- [DOCUMENT EXCERPT]:
De La Cruz v. State

490 S.W.2d 839 | Tex. Crim. App. | 1973

490 S.W.2d 839 (1973)

Catarina DE LA CRUZ, Appellant,
v.
The STATE of Texas, Appellee.

No. 45596.

Court of Criminal Appeals of Texas.

January 24, 1973.
Rehearing Denied March 14, 1973.

Melvyn Carson Bruder, Dallas (Court-appointed), for appellant.

Henry Wade, Dist. Atty., Robert T. Baskett, Asst. Dist. Atty., Dallas, Jim D. Vollers, State's Atty., and Robert A. Huttash, Asst. State's Atty., Austin, for the State.

OPINION

DOUGLAS, Judge.

This is an appeal from a conviction for murder. The jury assessed the punishment at 199 years.

The sufficiency of the evidence is not challenged.

The appellant, Catarina De La Cruz, had lived with Alexandra Contreras, the deceased, "off and on" for several years. The State's evidence shows and the appellant testified that he killed Alexandra Contreras *840 with a gun. His main contention is that the killing was in self-defense.

A block of data:

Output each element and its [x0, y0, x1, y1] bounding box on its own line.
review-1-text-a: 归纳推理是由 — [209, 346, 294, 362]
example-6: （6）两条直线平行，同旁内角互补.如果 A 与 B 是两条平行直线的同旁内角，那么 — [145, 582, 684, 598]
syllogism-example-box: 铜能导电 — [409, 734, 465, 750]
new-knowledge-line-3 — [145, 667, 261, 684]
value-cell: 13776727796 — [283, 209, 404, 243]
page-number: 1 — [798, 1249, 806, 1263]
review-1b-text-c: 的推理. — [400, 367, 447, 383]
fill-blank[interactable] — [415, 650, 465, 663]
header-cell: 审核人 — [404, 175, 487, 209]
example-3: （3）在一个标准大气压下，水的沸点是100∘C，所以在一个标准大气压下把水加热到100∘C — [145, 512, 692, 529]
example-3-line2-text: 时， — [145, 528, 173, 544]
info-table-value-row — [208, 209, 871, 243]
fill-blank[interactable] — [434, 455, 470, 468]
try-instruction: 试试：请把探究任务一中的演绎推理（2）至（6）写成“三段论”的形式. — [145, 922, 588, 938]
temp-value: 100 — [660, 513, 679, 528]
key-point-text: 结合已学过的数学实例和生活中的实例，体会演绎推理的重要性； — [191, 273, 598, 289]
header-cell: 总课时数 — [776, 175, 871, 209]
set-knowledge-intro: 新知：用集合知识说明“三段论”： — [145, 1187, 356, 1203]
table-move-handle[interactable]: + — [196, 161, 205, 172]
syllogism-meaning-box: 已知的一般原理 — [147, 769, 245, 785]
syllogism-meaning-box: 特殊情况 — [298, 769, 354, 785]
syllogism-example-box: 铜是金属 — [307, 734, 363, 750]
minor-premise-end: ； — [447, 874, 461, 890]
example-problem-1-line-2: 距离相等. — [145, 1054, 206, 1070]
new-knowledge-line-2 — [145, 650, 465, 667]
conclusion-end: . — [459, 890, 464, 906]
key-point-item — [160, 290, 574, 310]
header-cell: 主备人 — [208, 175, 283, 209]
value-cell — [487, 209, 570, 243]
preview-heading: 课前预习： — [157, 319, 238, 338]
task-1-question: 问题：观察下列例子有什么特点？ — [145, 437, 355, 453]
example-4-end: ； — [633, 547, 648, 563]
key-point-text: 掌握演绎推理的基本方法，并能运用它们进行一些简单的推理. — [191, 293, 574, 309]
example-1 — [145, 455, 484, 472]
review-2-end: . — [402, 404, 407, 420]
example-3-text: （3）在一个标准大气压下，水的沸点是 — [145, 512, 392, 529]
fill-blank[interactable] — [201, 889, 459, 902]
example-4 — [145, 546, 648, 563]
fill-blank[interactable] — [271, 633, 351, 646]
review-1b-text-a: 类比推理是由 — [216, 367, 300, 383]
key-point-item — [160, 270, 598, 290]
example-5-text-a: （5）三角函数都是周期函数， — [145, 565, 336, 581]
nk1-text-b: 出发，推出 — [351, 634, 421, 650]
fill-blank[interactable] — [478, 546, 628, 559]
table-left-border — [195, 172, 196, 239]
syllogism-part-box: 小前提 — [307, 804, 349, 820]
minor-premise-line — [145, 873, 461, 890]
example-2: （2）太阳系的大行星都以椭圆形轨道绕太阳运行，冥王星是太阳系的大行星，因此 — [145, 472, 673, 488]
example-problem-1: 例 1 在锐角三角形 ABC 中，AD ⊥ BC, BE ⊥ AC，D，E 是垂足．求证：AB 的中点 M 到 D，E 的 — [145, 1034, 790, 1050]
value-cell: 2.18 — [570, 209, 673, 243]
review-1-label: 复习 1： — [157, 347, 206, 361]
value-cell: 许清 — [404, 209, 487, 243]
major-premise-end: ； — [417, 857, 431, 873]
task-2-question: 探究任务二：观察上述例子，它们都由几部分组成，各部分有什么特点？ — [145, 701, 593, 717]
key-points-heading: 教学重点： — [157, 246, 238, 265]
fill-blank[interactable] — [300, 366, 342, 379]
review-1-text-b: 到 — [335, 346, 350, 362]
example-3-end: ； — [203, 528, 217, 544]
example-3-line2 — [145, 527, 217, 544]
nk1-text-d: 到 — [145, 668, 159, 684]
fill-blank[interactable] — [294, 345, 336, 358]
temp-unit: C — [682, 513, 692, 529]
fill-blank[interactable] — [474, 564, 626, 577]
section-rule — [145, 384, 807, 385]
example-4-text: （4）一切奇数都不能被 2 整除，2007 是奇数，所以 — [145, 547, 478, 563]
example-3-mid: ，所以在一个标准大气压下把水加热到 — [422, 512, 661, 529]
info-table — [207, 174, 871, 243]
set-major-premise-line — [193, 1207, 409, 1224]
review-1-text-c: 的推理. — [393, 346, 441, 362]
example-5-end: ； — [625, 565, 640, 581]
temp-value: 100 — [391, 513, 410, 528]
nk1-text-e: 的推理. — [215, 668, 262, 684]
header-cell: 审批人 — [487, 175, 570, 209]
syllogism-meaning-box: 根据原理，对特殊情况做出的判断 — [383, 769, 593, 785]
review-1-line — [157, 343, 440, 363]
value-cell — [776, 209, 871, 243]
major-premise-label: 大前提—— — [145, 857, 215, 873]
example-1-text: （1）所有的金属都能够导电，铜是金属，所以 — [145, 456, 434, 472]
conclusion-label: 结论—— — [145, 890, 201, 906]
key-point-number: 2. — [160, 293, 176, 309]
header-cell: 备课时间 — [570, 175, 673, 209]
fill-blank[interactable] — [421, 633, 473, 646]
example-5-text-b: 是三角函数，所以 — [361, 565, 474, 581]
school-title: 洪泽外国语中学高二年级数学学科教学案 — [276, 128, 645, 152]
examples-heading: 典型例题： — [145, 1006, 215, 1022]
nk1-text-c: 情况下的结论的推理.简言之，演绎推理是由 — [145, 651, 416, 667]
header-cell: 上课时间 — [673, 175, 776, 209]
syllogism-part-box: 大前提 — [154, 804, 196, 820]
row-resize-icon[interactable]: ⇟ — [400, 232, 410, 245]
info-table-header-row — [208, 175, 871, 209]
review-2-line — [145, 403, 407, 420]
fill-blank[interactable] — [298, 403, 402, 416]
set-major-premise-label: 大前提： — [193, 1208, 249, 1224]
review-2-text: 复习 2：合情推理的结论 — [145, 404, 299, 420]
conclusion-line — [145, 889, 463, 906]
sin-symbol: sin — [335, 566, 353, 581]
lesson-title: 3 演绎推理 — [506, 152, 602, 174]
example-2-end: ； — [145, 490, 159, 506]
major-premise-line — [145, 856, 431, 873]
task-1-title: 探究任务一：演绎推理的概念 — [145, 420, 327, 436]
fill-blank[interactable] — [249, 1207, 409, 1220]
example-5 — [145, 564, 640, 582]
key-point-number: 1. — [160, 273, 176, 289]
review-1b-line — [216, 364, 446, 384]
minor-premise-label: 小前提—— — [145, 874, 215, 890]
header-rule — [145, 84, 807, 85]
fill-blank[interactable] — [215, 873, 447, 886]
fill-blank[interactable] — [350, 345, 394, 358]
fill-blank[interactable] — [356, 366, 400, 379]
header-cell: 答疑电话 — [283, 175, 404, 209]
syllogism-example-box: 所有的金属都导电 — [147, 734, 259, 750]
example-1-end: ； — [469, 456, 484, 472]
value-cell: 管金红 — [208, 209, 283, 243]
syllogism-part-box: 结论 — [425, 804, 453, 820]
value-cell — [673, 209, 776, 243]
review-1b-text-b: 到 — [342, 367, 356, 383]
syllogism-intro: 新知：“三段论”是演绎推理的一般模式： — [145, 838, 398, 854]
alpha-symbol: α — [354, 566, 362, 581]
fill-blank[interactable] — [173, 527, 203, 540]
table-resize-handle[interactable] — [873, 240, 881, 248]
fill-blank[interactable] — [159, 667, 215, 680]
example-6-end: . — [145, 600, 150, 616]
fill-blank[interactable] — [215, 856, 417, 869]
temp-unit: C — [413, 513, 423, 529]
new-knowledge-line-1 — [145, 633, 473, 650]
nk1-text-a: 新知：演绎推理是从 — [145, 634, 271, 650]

- [SHORT TASK]: From the court opinion in De La Cruz v. State, output the stretch from "Melvyn Carson Bruder, Dallas" through "was in self-defense.", copying it word for word.

- [THE RESULT]:
Melvyn Carson Bruder, Dallas (Court-appointed), for appellant.

Henry Wade, Dist. Atty., Robert T. Baskett, Asst. Dist. Atty., Dallas, Jim D. Vollers, State's Atty., and Robert A. Huttash, Asst. State's Atty., Austin, for the State.

OPINION

DOUGLAS, Judge.

This is an appeal from a conviction for murder. The jury assessed the punishment at 199 years.

The sufficiency of the evidence is not challenged.

The appellant, Catarina De La Cruz, had lived with Alexandra Contreras, the deceased, "off and on" for several years. The State's evidence shows and the appellant testified that he killed Alexandra Contreras *840 with a gun. His main contention is that the killing was in self-defense.